>>>

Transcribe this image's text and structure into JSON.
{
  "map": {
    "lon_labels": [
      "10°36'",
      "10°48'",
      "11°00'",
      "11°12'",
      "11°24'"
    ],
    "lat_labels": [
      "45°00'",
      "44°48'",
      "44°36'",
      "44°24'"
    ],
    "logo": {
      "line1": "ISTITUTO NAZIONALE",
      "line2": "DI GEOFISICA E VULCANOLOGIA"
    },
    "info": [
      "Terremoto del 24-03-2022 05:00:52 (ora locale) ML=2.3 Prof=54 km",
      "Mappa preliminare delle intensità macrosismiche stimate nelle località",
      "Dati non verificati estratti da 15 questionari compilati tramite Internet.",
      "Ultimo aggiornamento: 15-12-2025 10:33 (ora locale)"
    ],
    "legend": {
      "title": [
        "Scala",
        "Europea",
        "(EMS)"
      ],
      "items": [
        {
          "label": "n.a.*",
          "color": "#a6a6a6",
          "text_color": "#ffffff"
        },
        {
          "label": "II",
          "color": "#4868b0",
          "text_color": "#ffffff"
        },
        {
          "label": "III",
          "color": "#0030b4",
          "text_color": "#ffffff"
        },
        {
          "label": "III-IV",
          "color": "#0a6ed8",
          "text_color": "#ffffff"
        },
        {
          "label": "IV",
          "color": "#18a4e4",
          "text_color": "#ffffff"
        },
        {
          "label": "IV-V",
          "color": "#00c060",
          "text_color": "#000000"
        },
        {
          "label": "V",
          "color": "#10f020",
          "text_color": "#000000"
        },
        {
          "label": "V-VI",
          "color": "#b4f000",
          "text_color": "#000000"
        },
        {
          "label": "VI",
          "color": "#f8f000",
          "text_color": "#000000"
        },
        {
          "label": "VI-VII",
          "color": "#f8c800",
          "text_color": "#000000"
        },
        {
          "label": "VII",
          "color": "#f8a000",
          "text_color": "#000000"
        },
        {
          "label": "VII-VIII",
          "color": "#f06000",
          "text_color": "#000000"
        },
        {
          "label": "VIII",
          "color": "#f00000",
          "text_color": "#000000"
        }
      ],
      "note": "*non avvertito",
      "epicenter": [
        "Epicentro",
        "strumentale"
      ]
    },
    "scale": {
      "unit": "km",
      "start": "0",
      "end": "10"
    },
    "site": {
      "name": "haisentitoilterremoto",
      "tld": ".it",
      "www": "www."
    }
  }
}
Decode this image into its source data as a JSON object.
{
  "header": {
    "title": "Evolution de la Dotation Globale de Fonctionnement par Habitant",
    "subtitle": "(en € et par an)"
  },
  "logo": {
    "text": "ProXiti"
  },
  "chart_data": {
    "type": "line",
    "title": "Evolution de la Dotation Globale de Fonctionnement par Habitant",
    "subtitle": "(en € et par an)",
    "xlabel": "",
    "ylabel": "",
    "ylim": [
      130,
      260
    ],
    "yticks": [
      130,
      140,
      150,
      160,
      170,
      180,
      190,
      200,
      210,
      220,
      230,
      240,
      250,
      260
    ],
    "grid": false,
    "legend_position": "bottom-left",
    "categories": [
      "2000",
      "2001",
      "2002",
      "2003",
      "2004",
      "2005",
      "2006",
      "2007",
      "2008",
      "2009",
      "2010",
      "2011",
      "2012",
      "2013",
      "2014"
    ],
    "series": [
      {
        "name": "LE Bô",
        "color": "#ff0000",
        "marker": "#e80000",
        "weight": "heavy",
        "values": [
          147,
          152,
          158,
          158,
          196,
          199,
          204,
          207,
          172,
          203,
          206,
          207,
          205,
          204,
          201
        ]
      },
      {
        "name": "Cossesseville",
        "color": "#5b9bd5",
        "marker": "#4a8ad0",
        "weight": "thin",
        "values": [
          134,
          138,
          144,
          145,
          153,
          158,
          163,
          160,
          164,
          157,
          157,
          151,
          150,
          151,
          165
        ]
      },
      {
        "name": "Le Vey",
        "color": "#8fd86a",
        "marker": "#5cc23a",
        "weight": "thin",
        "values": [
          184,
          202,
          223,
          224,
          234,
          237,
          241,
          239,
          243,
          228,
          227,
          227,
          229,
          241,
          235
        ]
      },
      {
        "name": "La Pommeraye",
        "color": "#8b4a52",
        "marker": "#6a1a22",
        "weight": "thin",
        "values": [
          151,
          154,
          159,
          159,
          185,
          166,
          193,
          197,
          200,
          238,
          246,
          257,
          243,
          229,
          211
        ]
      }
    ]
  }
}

<<<

_Your instructions_. Return only those lines of the records that contain the string "image".

_Full output_.
Transcribe this image's text and structure into JSON.
Decode this image into its source data as a JSON object.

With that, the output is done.